**Task to carry out:**
Reproduce the data below in full and exclude every picture.

**Dataset rows:**
**********

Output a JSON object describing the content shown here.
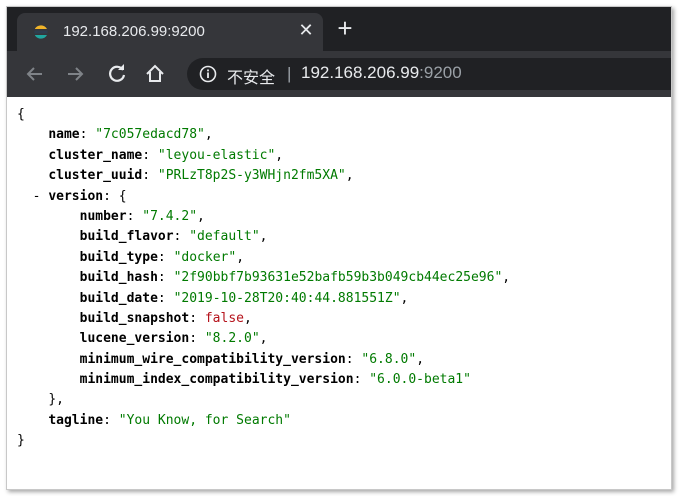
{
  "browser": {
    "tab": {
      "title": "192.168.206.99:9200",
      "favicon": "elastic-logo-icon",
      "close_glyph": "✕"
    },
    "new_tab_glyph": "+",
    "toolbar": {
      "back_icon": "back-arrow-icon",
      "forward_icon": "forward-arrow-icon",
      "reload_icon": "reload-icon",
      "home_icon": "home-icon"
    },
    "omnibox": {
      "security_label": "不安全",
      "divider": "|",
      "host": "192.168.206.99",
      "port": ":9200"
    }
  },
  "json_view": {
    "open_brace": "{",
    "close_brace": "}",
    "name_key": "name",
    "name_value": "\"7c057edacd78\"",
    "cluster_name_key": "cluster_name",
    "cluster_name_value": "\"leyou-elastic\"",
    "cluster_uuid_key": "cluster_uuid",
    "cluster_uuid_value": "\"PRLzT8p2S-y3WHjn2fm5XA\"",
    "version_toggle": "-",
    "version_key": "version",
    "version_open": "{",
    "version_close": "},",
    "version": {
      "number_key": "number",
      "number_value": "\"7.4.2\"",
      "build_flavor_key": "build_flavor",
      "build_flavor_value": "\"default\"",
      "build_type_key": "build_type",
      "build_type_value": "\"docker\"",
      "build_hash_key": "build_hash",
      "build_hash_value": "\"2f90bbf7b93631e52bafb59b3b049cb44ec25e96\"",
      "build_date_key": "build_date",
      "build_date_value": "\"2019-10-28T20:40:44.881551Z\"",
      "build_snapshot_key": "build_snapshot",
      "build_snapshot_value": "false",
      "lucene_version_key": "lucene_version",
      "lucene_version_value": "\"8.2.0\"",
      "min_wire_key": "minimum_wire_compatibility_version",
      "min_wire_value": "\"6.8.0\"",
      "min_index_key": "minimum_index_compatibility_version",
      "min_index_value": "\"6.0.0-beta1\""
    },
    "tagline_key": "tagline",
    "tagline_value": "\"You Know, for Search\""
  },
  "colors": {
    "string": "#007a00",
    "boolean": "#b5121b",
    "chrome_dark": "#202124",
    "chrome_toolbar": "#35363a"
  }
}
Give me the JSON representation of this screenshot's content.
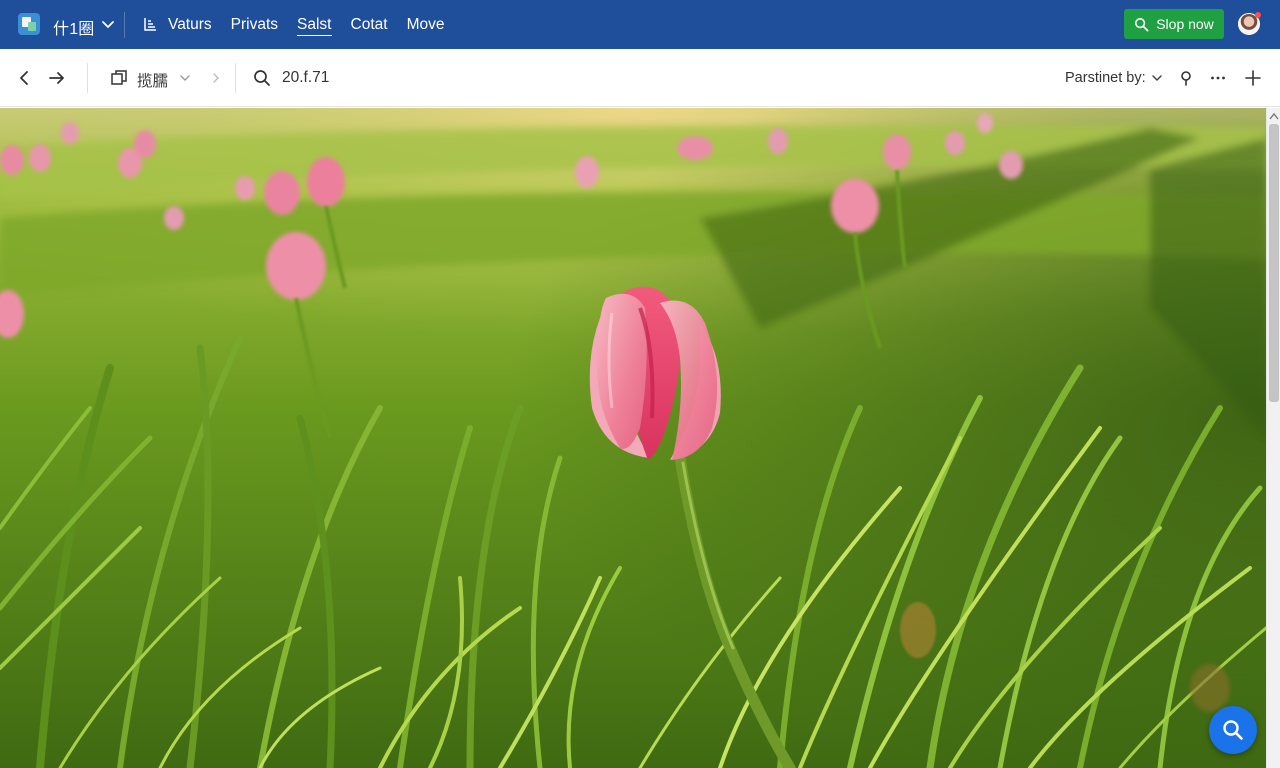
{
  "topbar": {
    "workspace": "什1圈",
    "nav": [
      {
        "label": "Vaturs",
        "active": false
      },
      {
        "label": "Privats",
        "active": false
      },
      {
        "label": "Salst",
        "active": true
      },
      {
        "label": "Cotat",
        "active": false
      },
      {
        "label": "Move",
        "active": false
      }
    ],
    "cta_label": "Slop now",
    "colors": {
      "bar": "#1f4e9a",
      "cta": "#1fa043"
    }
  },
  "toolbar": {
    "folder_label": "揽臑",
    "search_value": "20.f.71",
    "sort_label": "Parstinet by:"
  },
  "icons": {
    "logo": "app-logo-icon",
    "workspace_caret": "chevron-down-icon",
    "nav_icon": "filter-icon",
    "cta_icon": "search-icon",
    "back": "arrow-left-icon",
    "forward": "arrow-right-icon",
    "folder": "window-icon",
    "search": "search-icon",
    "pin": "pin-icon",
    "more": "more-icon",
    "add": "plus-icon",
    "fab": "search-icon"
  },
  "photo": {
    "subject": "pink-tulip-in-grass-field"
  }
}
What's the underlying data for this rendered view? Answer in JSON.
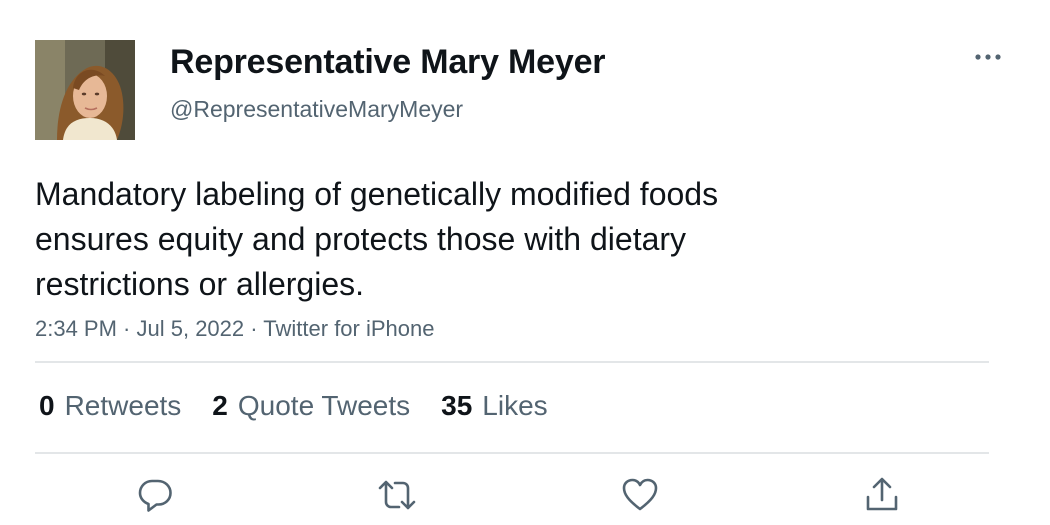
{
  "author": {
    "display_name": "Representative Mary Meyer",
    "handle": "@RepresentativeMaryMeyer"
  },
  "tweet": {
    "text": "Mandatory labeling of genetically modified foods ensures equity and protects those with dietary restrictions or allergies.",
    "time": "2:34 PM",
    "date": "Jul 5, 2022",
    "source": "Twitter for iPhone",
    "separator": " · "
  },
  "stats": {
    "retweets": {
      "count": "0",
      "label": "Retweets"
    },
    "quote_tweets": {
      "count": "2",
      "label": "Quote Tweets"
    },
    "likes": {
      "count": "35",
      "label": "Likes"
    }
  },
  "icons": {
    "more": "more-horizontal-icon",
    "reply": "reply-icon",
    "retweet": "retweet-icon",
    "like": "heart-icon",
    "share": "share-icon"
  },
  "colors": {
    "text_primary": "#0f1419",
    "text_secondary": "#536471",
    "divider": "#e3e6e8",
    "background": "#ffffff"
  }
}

**********

**Task answer:**
Output a JSON object describing the content shown here.
{
  "browser": {
    "tab": {
      "title": "192.168.206.99:9200",
      "favicon": "elastic-logo-icon",
      "close_glyph": "✕"
    },
    "new_tab_glyph": "+",
    "toolbar": {
      "back_icon": "back-arrow-icon",
      "forward_icon": "forward-arrow-icon",
      "reload_icon": "reload-icon",
      "home_icon": "home-icon"
    },
    "omnibox": {
      "security_label": "不安全",
      "divider": "|",
      "host": "192.168.206.99",
      "port": ":9200"
    }
  },
  "json_view": {
    "open_brace": "{",
    "close_brace": "}",
    "name_key": "name",
    "name_value": "\"7c057edacd78\"",
    "cluster_name_key": "cluster_name",
    "cluster_name_value": "\"leyou-elastic\"",
    "cluster_uuid_key": "cluster_uuid",
    "cluster_uuid_value": "\"PRLzT8p2S-y3WHjn2fm5XA\"",
    "version_toggle": "-",
    "version_key": "version",
    "version_open": "{",
    "version_close": "},",
    "version": {
      "number_key": "number",
      "number_value": "\"7.4.2\"",
      "build_flavor_key": "build_flavor",
      "build_flavor_value": "\"default\"",
      "build_type_key": "build_type",
      "build_type_value": "\"docker\"",
      "build_hash_key": "build_hash",
      "build_hash_value": "\"2f90bbf7b93631e52bafb59b3b049cb44ec25e96\"",
      "build_date_key": "build_date",
      "build_date_value": "\"2019-10-28T20:40:44.881551Z\"",
      "build_snapshot_key": "build_snapshot",
      "build_snapshot_value": "false",
      "lucene_version_key": "lucene_version",
      "lucene_version_value": "\"8.2.0\"",
      "min_wire_key": "minimum_wire_compatibility_version",
      "min_wire_value": "\"6.8.0\"",
      "min_index_key": "minimum_index_compatibility_version",
      "min_index_value": "\"6.0.0-beta1\""
    },
    "tagline_key": "tagline",
    "tagline_value": "\"You Know, for Search\""
  },
  "colors": {
    "string": "#007a00",
    "boolean": "#b5121b",
    "chrome_dark": "#202124",
    "chrome_toolbar": "#35363a"
  }
}
Give me the JSON representation of this screenshot's content.
{
  "topbar": {
    "workspace": "什1圈",
    "nav": [
      {
        "label": "Vaturs",
        "active": false
      },
      {
        "label": "Privats",
        "active": false
      },
      {
        "label": "Salst",
        "active": true
      },
      {
        "label": "Cotat",
        "active": false
      },
      {
        "label": "Move",
        "active": false
      }
    ],
    "cta_label": "Slop now",
    "colors": {
      "bar": "#1f4e9a",
      "cta": "#1fa043"
    }
  },
  "toolbar": {
    "folder_label": "揽臑",
    "search_value": "20.f.71",
    "sort_label": "Parstinet by:"
  },
  "icons": {
    "logo": "app-logo-icon",
    "workspace_caret": "chevron-down-icon",
    "nav_icon": "filter-icon",
    "cta_icon": "search-icon",
    "back": "arrow-left-icon",
    "forward": "arrow-right-icon",
    "folder": "window-icon",
    "search": "search-icon",
    "pin": "pin-icon",
    "more": "more-icon",
    "add": "plus-icon",
    "fab": "search-icon"
  },
  "photo": {
    "subject": "pink-tulip-in-grass-field"
  }
}
What's the underlying data for this rendered view? Answer in JSON.
{
  "author": {
    "display_name": "Representative Mary Meyer",
    "handle": "@RepresentativeMaryMeyer"
  },
  "tweet": {
    "text": "Mandatory labeling of genetically modified foods ensures equity and protects those with dietary restrictions or allergies.",
    "time": "2:34 PM",
    "date": "Jul 5, 2022",
    "source": "Twitter for iPhone",
    "separator": " · "
  },
  "stats": {
    "retweets": {
      "count": "0",
      "label": "Retweets"
    },
    "quote_tweets": {
      "count": "2",
      "label": "Quote Tweets"
    },
    "likes": {
      "count": "35",
      "label": "Likes"
    }
  },
  "icons": {
    "more": "more-horizontal-icon",
    "reply": "reply-icon",
    "retweet": "retweet-icon",
    "like": "heart-icon",
    "share": "share-icon"
  },
  "colors": {
    "text_primary": "#0f1419",
    "text_secondary": "#536471",
    "divider": "#e3e6e8",
    "background": "#ffffff"
  }
}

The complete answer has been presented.